• [Instructions to follow]: Answer with nothing except the number of lines that contain the word "JSON".

** START **

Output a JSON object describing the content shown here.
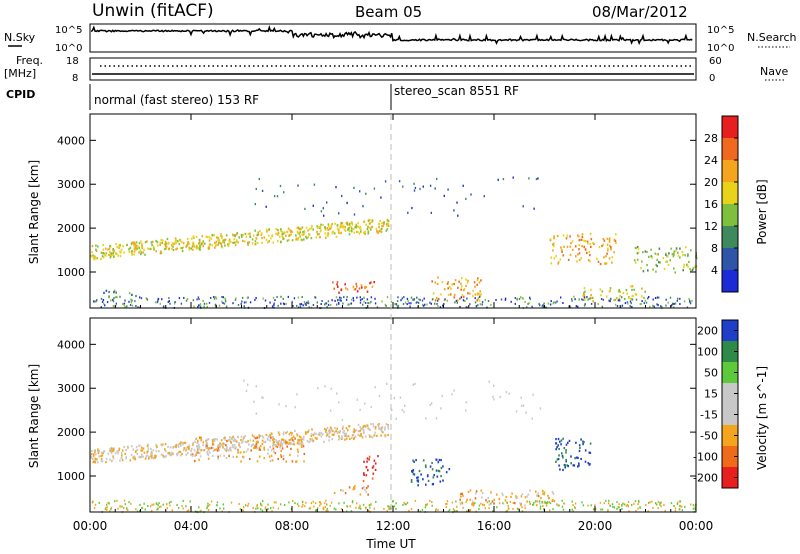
{
  "header": {
    "title": "Unwin (fitACF)",
    "beam": "Beam 05",
    "date": "08/Mar/2012"
  },
  "noise_panel": {
    "left_label": "N.Sky",
    "right_label": "N.Search",
    "left_ticks": [
      "10^5",
      "10^0"
    ],
    "right_ticks": [
      "10^5",
      "10^0"
    ]
  },
  "freq_panel": {
    "left_label_1": "Freq.",
    "left_label_2": "[MHz]",
    "right_label": "Nave",
    "left_ticks": [
      "18",
      "8"
    ],
    "right_ticks": [
      "60",
      "0"
    ]
  },
  "cpid_panel": {
    "label": "CPID",
    "mode_1": "normal (fast stereo) 153 RF",
    "mode_2": "stereo_scan 8551 RF",
    "mode_change_time": "12:00"
  },
  "colors": {
    "power": [
      "#1c2bd6",
      "#2f55a8",
      "#3f8a5c",
      "#7fbf3f",
      "#e8d21a",
      "#f5a41d",
      "#ef6a1e",
      "#e81f1f"
    ],
    "velocity": [
      "#e81f1f",
      "#f06b18",
      "#f5a41d",
      "#c8c8c8",
      "#c8c8c8",
      "#5ec93b",
      "#2f8a4a",
      "#1f3fc8"
    ],
    "ground_scatter": "#c8c8c8"
  },
  "chart_data": {
    "type": "heatmap",
    "x_ticks": [
      "00:00",
      "04:00",
      "08:00",
      "12:00",
      "16:00",
      "20:00",
      "00:00"
    ],
    "x_range_hours": [
      0,
      24
    ],
    "xlabel": "Time UT",
    "panels": [
      {
        "name": "power",
        "ylabel": "Slant Range [km]",
        "yticks": [
          "4000",
          "3000",
          "2000",
          "1000"
        ],
        "ylim_km": [
          180,
          4600
        ],
        "colorbar_label": "Power [dB]",
        "colorbar_ticks": [
          "28",
          "24",
          "20",
          "16",
          "12",
          "8",
          "4"
        ],
        "regions": [
          {
            "t0": 0.0,
            "t1": 11.8,
            "r0": 1350,
            "r1": 2200,
            "level": 4,
            "type": "band"
          },
          {
            "t0": 0.5,
            "t1": 1.8,
            "r0": 450,
            "r1": 600,
            "level": 2,
            "type": "band"
          },
          {
            "t0": 9.5,
            "t1": 11.5,
            "r0": 550,
            "r1": 800,
            "level": 6,
            "type": "band"
          },
          {
            "t0": 13.5,
            "t1": 15.5,
            "r0": 350,
            "r1": 900,
            "level": 5,
            "type": "blob"
          },
          {
            "t0": 18.2,
            "t1": 20.8,
            "r0": 1200,
            "r1": 1900,
            "level": 5,
            "type": "blob"
          },
          {
            "t0": 21.5,
            "t1": 24.0,
            "r0": 1000,
            "r1": 1600,
            "level": 3,
            "type": "blob"
          },
          {
            "t0": 19.5,
            "t1": 22.0,
            "r0": 350,
            "r1": 700,
            "level": 4,
            "type": "band"
          }
        ]
      },
      {
        "name": "velocity",
        "ylabel": "Slant Range [km]",
        "yticks": [
          "4000",
          "3000",
          "2000",
          "1000"
        ],
        "ylim_km": [
          180,
          4600
        ],
        "colorbar_label": "Velocity [m s^-1]",
        "colorbar_ticks": [
          "200",
          "100",
          "50",
          "15",
          "-15",
          "-50",
          "-100",
          "-200"
        ],
        "regions": [
          {
            "t0": 0.0,
            "t1": 11.8,
            "r0": 1350,
            "r1": 2200,
            "level": 3,
            "type": "band"
          },
          {
            "t0": 4.0,
            "t1": 8.5,
            "r0": 1350,
            "r1": 1900,
            "level": 2,
            "type": "band"
          },
          {
            "t0": 10.8,
            "t1": 11.4,
            "r0": 900,
            "r1": 1500,
            "level": 0,
            "type": "blob"
          },
          {
            "t0": 12.7,
            "t1": 14.2,
            "r0": 800,
            "r1": 1400,
            "level": 7,
            "type": "blob"
          },
          {
            "t0": 9.5,
            "t1": 11.0,
            "r0": 600,
            "r1": 800,
            "level": 2,
            "type": "band"
          },
          {
            "t0": 18.4,
            "t1": 19.8,
            "r0": 1100,
            "r1": 1900,
            "level": 7,
            "type": "blob"
          },
          {
            "t0": 14.5,
            "t1": 18.5,
            "r0": 350,
            "r1": 700,
            "level": 2,
            "type": "band"
          }
        ]
      }
    ]
  }
}
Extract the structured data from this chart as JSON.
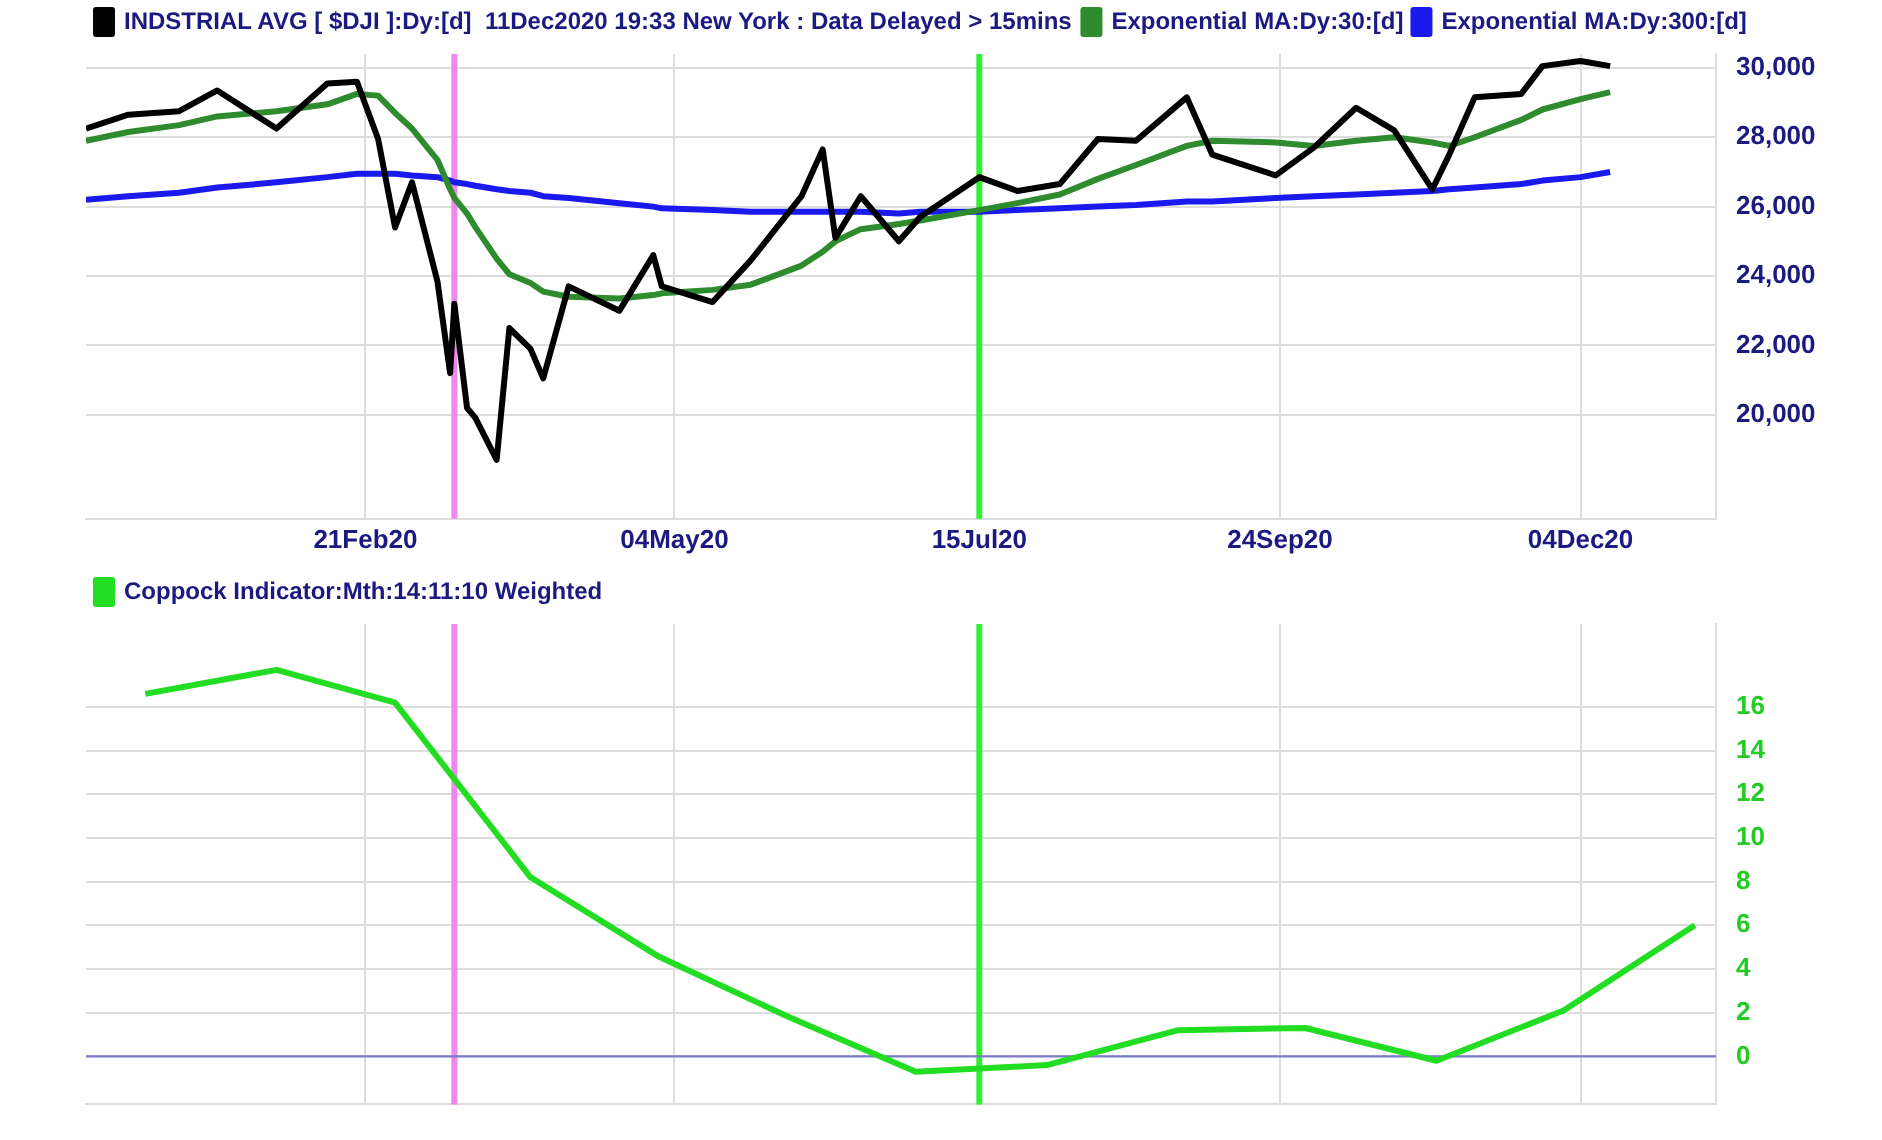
{
  "chart_data": [
    {
      "type": "line",
      "x": [
        "2019-12-17",
        "2019-12-27",
        "2020-01-08",
        "2020-01-17",
        "2020-01-31",
        "2020-02-12",
        "2020-02-19",
        "2020-02-24",
        "2020-02-28",
        "2020-03-03",
        "2020-03-09",
        "2020-03-12",
        "2020-03-13",
        "2020-03-16",
        "2020-03-18",
        "2020-03-23",
        "2020-03-26",
        "2020-03-31",
        "2020-04-03",
        "2020-04-09",
        "2020-04-21",
        "2020-04-29",
        "2020-05-01",
        "2020-05-13",
        "2020-05-22",
        "2020-06-03",
        "2020-06-08",
        "2020-06-11",
        "2020-06-17",
        "2020-06-26",
        "2020-07-01",
        "2020-07-15",
        "2020-07-24",
        "2020-08-03",
        "2020-08-12",
        "2020-08-21",
        "2020-09-02",
        "2020-09-08",
        "2020-09-23",
        "2020-10-02",
        "2020-10-12",
        "2020-10-21",
        "2020-10-30",
        "2020-11-03",
        "2020-11-09",
        "2020-11-20",
        "2020-11-25",
        "2020-12-04",
        "2020-12-11"
      ],
      "series": [
        {
          "name": "INDSTRIAL AVG [ $DJI ]:Dy:[d]  11Dec2020 19:33 New York : Data Delayed > 15mins",
          "color": "#000000",
          "values": [
            28250,
            28650,
            28750,
            29350,
            28250,
            29550,
            29600,
            27950,
            25400,
            26700,
            23850,
            21200,
            23200,
            20200,
            19900,
            18700,
            22500,
            21900,
            21050,
            23700,
            23000,
            24600,
            23700,
            23250,
            24450,
            26300,
            27650,
            25100,
            26300,
            25000,
            25700,
            26850,
            26450,
            26650,
            27950,
            27900,
            29150,
            27500,
            26900,
            27700,
            28850,
            28200,
            26500,
            27500,
            29150,
            29250,
            30050,
            30200,
            30050
          ]
        },
        {
          "name": "Exponential MA:Dy:30:[d]",
          "color": "#2e8b2e",
          "values": [
            27900,
            28150,
            28350,
            28600,
            28750,
            28950,
            29250,
            29200,
            28700,
            28250,
            27350,
            26500,
            26250,
            25800,
            25400,
            24500,
            24050,
            23800,
            23550,
            23400,
            23350,
            23450,
            23500,
            23600,
            23750,
            24300,
            24700,
            25000,
            25350,
            25500,
            25600,
            25900,
            26100,
            26350,
            26800,
            27200,
            27750,
            27900,
            27850,
            27750,
            27900,
            28000,
            27850,
            27750,
            28000,
            28500,
            28800,
            29100,
            29300
          ]
        },
        {
          "name": "Exponential MA:Dy:300:[d]",
          "color": "#1a1aee",
          "values": [
            26200,
            26300,
            26400,
            26550,
            26700,
            26850,
            26950,
            26950,
            26950,
            26900,
            26850,
            26750,
            26700,
            26650,
            26600,
            26500,
            26450,
            26400,
            26300,
            26250,
            26100,
            26000,
            25950,
            25900,
            25850,
            25850,
            25850,
            25850,
            25850,
            25800,
            25850,
            25850,
            25900,
            25950,
            26000,
            26050,
            26150,
            26150,
            26250,
            26300,
            26350,
            26400,
            26450,
            26500,
            26550,
            26650,
            26750,
            26850,
            27000
          ]
        }
      ],
      "xlim": [
        "2019-12-17",
        "2021-01-05"
      ],
      "xticks": [
        {
          "value": "2020-02-21",
          "label": "21Feb20"
        },
        {
          "value": "2020-05-04",
          "label": "04May20"
        },
        {
          "value": "2020-07-15",
          "label": "15Jul20"
        },
        {
          "value": "2020-09-24",
          "label": "24Sep20"
        },
        {
          "value": "2020-12-04",
          "label": "04Dec20"
        }
      ],
      "ylim": [
        17000,
        30400
      ],
      "yticks": [
        {
          "value": 20000,
          "label": "20,000"
        },
        {
          "value": 22000,
          "label": "22,000"
        },
        {
          "value": 24000,
          "label": "24,000"
        },
        {
          "value": 26000,
          "label": "26,000"
        },
        {
          "value": 28000,
          "label": "28,000"
        },
        {
          "value": 30000,
          "label": "30,000"
        }
      ],
      "ref_lines": [
        {
          "axis": "x",
          "value": "2020-03-13",
          "color": "#ee88ee"
        },
        {
          "axis": "x",
          "value": "2020-07-15",
          "color": "#33ee33"
        }
      ],
      "grid": true,
      "legend": "top left",
      "marker": "none",
      "line_style": "solid"
    },
    {
      "type": "line",
      "x": [
        "2019-12-31",
        "2020-01-31",
        "2020-02-28",
        "2020-03-31",
        "2020-04-30",
        "2020-05-31",
        "2020-06-30",
        "2020-07-31",
        "2020-08-31",
        "2020-09-30",
        "2020-10-31",
        "2020-11-30",
        "2020-12-31"
      ],
      "series": [
        {
          "name": "Coppock Indicator:Mth:14:11:10 Weighted",
          "color": "#22dd22",
          "values": [
            16.6,
            17.7,
            16.2,
            8.2,
            4.6,
            1.8,
            -0.7,
            -0.4,
            1.2,
            1.3,
            -0.2,
            2.1,
            6.0
          ]
        }
      ],
      "xlim": [
        "2019-12-17",
        "2021-01-05"
      ],
      "xticks": [
        {
          "value": "2020-02-21",
          "label": null
        },
        {
          "value": "2020-05-04",
          "label": null
        },
        {
          "value": "2020-07-15",
          "label": null
        },
        {
          "value": "2020-09-24",
          "label": null
        },
        {
          "value": "2020-12-04",
          "label": null
        }
      ],
      "ylim": [
        -2.2,
        19.8
      ],
      "yticks": [
        0,
        2,
        4,
        6,
        8,
        10,
        12,
        14,
        16
      ],
      "ref_lines": [
        {
          "axis": "x",
          "value": "2020-03-13",
          "color": "#ee88ee"
        },
        {
          "axis": "x",
          "value": "2020-07-15",
          "color": "#33ee33"
        },
        {
          "axis": "y",
          "value": 0,
          "color": "#7b7bc8"
        }
      ],
      "grid": true,
      "legend": "top left",
      "marker": "none",
      "line_style": "solid",
      "tick_labels": "y"
    }
  ]
}
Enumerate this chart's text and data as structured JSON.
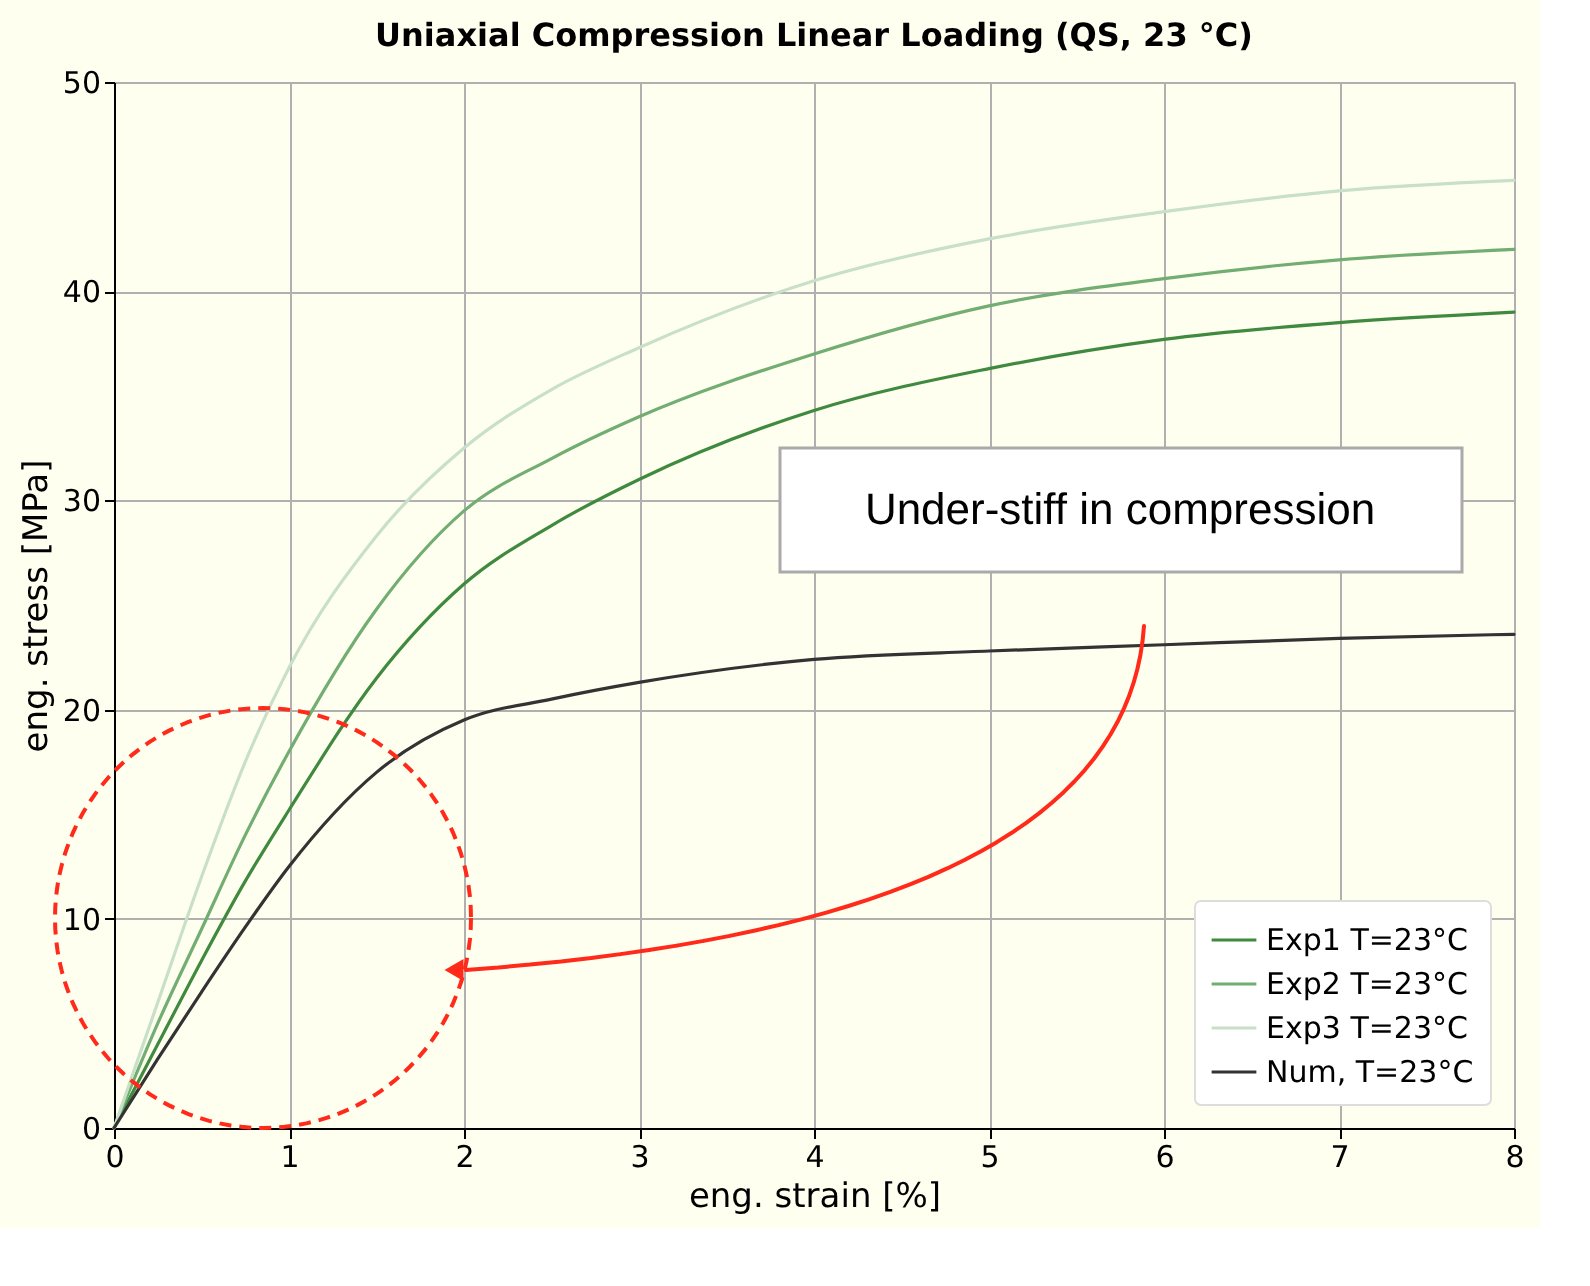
{
  "chart_data": {
    "type": "line",
    "title": "Uniaxial Compression Linear Loading (QS, 23 °C)",
    "xlabel": "eng. strain [%]",
    "ylabel": "eng. stress [MPa]",
    "x": [
      0,
      0.25,
      0.5,
      0.75,
      1,
      1.5,
      2,
      2.5,
      3,
      4,
      5,
      6,
      7,
      8
    ],
    "series": [
      {
        "name": "Exp1 T=23°C",
        "color": "#3f8a3f",
        "values": [
          0,
          4,
          8,
          11.8,
          15.2,
          21.5,
          26,
          28.8,
          31,
          34.3,
          36.3,
          37.7,
          38.5,
          39
        ]
      },
      {
        "name": "Exp2 T=23°C",
        "color": "#72ad72",
        "values": [
          0,
          5,
          9.5,
          14,
          18,
          24.8,
          29.5,
          32,
          34,
          37,
          39.3,
          40.6,
          41.5,
          42
        ]
      },
      {
        "name": "Exp3 T=23°C",
        "color": "#c8e0c8",
        "values": [
          0,
          6,
          12,
          17.5,
          22,
          28.3,
          32.5,
          35.3,
          37.3,
          40.5,
          42.5,
          43.8,
          44.8,
          45.3
        ]
      },
      {
        "name": "Num, T=23°C",
        "color": "#333333",
        "values": [
          0,
          3.3,
          6.5,
          9.6,
          12.5,
          17,
          19.5,
          20.5,
          21.3,
          22.4,
          22.8,
          23.1,
          23.4,
          23.6
        ]
      }
    ],
    "xlim": [
      0,
      8
    ],
    "xticks": [
      0,
      1,
      2,
      3,
      4,
      5,
      6,
      7,
      8
    ],
    "ylim": [
      0,
      50
    ],
    "yticks": [
      0,
      10,
      20,
      30,
      40,
      50
    ],
    "grid": true,
    "legend": "bottom right",
    "line_style": "solid",
    "annotations": [
      "Under-stiff in compression"
    ]
  }
}
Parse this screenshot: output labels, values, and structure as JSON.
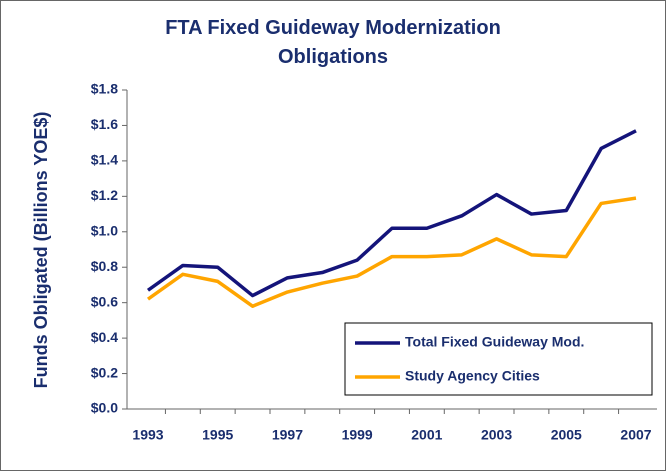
{
  "chart_data": {
    "type": "line",
    "title": "FTA Fixed Guideway Modernization Obligations",
    "y_label": "Funds Obligated (Billions YOE$)",
    "categories": [
      "1993",
      null,
      "1995",
      null,
      "1997",
      null,
      "1999",
      null,
      "2001",
      null,
      "2003",
      null,
      "2005",
      null,
      "2007"
    ],
    "series": [
      {
        "name": "Total Fixed Guideway Mod.",
        "color": "#14147a",
        "values": [
          0.67,
          0.81,
          0.8,
          0.64,
          0.74,
          0.77,
          0.84,
          1.02,
          1.02,
          1.09,
          1.21,
          1.1,
          1.12,
          1.47,
          1.57
        ]
      },
      {
        "name": "Study Agency Cities",
        "color": "#ffa500",
        "values": [
          0.62,
          0.76,
          0.72,
          0.58,
          0.66,
          0.71,
          0.75,
          0.86,
          0.86,
          0.87,
          0.96,
          0.87,
          0.86,
          1.16,
          1.19
        ]
      }
    ],
    "ylim": [
      0,
      1.8
    ],
    "yticks": [
      {
        "value": 0,
        "label": "$0.0"
      },
      {
        "value": 0.2,
        "label": "$0.2"
      },
      {
        "value": 0.4,
        "label": "$0.4"
      },
      {
        "value": 0.6,
        "label": "$0.6"
      },
      {
        "value": 0.8,
        "label": "$0.8"
      },
      {
        "value": 1.0,
        "label": "$1.0"
      },
      {
        "value": 1.2,
        "label": "$1.2"
      },
      {
        "value": 1.4,
        "label": "$1.4"
      },
      {
        "value": 1.6,
        "label": "$1.6"
      },
      {
        "value": 1.8,
        "label": "$1.8"
      }
    ],
    "legend": "lower right"
  }
}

** END **

• [Task output]: 4